## Requirement
Filter these entries, keeping only lines that hold the word "Communications".

## Input for this task

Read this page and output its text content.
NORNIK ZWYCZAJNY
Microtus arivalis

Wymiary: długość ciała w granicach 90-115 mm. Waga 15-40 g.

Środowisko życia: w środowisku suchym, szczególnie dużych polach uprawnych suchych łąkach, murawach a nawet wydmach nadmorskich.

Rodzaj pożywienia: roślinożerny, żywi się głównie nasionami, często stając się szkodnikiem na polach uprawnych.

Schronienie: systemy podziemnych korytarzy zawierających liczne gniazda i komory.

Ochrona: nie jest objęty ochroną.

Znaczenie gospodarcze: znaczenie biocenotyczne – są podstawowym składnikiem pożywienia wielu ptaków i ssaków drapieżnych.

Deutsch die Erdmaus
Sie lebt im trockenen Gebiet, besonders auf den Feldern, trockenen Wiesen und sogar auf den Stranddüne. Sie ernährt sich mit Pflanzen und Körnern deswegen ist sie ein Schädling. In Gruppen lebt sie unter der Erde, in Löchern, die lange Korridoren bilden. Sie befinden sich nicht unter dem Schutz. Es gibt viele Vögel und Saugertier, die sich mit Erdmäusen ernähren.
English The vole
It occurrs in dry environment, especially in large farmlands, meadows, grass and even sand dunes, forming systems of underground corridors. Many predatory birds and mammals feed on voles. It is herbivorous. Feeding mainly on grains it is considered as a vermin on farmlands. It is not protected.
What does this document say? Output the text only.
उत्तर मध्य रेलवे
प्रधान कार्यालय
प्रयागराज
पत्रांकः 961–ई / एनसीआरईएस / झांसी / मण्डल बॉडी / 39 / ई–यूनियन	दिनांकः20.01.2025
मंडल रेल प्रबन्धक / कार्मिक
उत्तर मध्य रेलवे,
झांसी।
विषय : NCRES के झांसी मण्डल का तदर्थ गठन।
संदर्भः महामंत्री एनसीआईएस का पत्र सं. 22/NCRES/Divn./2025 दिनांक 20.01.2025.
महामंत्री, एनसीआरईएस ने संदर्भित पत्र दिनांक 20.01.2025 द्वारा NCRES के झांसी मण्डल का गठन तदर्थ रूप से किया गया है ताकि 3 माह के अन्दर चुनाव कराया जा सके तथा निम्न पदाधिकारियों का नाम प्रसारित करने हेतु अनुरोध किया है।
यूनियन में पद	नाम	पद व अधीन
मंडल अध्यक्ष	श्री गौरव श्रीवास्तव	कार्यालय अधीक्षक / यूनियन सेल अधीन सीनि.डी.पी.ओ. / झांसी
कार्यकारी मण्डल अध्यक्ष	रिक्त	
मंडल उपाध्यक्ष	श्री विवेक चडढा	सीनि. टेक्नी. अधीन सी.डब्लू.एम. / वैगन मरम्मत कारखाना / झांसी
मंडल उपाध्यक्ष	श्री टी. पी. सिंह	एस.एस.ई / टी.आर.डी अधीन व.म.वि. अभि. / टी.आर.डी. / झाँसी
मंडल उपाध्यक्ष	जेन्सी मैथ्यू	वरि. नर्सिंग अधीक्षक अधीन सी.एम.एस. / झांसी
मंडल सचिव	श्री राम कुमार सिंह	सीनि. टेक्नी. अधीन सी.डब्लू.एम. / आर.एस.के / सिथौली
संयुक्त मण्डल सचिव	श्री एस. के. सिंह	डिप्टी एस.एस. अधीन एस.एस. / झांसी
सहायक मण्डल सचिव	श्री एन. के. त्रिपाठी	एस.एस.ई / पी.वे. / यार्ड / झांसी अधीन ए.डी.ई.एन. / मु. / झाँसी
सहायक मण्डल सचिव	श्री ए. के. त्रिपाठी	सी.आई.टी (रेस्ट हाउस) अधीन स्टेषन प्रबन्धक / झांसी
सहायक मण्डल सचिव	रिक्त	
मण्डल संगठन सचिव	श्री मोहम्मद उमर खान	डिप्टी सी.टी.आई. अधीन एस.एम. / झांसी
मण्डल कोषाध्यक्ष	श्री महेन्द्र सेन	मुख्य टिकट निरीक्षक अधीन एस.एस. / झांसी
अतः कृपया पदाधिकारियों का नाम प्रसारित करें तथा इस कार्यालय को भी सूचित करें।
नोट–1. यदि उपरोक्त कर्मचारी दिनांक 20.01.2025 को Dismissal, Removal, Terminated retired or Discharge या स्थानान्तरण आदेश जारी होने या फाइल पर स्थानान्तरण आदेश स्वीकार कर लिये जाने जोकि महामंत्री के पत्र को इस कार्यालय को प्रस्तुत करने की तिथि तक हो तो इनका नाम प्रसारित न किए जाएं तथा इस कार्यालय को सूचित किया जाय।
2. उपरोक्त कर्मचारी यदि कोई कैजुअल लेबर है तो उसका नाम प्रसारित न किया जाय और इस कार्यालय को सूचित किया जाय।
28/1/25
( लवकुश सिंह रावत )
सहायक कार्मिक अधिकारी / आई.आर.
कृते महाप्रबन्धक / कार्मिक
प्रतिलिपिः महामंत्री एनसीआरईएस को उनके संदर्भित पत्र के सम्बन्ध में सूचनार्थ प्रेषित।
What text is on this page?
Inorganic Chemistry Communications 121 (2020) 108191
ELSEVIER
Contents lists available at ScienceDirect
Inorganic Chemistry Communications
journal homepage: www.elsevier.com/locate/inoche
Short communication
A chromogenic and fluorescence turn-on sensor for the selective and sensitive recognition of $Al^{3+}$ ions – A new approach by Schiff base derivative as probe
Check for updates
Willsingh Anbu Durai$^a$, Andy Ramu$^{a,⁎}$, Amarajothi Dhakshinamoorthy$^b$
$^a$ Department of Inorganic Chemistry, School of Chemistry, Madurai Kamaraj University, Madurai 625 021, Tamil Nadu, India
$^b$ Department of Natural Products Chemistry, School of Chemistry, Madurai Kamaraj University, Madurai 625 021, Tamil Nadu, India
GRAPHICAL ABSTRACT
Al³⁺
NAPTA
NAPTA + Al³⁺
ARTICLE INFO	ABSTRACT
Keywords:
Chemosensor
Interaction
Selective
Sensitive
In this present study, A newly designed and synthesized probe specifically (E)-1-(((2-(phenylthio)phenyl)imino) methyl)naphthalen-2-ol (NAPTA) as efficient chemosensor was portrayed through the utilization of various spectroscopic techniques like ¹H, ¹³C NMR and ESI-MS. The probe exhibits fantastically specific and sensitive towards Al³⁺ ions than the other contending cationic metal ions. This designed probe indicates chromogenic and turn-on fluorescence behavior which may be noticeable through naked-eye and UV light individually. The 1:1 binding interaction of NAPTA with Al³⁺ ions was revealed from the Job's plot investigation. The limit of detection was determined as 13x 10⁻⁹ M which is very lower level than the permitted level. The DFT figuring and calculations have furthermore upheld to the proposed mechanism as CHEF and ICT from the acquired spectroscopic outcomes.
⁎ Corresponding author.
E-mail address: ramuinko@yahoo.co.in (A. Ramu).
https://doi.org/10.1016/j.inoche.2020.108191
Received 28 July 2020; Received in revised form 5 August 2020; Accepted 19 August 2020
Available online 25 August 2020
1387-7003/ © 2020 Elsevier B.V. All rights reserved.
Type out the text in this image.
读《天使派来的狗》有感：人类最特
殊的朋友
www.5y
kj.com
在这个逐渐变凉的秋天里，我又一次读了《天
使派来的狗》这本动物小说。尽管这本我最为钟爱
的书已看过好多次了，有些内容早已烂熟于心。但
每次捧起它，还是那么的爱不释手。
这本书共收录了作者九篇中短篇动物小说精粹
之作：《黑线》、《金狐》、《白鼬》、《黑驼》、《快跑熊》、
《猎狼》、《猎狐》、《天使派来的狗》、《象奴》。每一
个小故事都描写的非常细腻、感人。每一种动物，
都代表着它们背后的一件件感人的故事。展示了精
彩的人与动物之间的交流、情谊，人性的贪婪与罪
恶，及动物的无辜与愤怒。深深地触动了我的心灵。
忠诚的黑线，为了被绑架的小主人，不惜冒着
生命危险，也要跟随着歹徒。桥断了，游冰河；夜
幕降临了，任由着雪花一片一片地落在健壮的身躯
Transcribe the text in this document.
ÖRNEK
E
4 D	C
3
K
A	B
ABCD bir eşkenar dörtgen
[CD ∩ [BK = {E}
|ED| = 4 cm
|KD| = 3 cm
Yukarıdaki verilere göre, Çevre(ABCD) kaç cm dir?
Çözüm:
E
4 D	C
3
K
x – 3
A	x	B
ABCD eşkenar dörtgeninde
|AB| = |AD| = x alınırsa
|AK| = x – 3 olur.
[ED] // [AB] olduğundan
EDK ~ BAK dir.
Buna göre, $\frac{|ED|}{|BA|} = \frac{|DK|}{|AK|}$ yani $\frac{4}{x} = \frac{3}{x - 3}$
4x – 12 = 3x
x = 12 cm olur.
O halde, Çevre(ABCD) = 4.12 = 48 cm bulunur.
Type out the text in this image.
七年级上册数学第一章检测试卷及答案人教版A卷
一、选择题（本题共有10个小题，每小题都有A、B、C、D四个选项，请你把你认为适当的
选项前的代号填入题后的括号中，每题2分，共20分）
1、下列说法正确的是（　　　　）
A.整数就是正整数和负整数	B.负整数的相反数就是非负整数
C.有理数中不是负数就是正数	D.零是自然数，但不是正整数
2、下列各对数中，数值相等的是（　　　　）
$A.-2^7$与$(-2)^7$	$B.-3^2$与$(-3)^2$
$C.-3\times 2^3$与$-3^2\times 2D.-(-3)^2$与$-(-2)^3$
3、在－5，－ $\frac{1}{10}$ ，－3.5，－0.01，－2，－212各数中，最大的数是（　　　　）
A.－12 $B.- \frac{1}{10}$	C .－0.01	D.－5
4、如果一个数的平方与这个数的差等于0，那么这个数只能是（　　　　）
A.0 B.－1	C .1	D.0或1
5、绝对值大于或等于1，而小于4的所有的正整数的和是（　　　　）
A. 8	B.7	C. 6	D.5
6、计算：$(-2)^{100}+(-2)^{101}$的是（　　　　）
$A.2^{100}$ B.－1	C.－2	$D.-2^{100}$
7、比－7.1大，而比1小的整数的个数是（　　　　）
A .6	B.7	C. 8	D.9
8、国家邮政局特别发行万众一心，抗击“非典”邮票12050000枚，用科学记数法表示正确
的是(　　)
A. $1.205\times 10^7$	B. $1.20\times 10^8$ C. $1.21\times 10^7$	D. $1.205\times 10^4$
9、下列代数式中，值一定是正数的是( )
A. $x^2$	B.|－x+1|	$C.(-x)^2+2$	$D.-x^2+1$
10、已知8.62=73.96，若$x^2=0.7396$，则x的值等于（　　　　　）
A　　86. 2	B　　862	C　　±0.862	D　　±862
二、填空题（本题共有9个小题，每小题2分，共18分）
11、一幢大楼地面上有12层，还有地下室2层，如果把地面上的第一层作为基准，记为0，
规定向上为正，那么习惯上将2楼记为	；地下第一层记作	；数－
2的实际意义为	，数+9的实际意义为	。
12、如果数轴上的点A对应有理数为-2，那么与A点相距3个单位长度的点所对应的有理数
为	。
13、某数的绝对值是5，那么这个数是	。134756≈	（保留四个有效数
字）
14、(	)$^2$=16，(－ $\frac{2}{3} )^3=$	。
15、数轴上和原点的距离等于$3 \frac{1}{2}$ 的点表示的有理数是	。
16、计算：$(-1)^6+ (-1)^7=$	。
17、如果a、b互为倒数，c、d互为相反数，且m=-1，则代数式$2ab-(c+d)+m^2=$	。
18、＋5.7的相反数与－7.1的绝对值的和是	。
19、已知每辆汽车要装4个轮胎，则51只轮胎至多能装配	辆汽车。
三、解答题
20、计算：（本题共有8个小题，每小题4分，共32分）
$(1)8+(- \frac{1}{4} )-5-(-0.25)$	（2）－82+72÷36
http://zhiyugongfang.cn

## Correct output
Inorganic Chemistry Communications 121 (2020) 108191
Inorganic Chemistry Communications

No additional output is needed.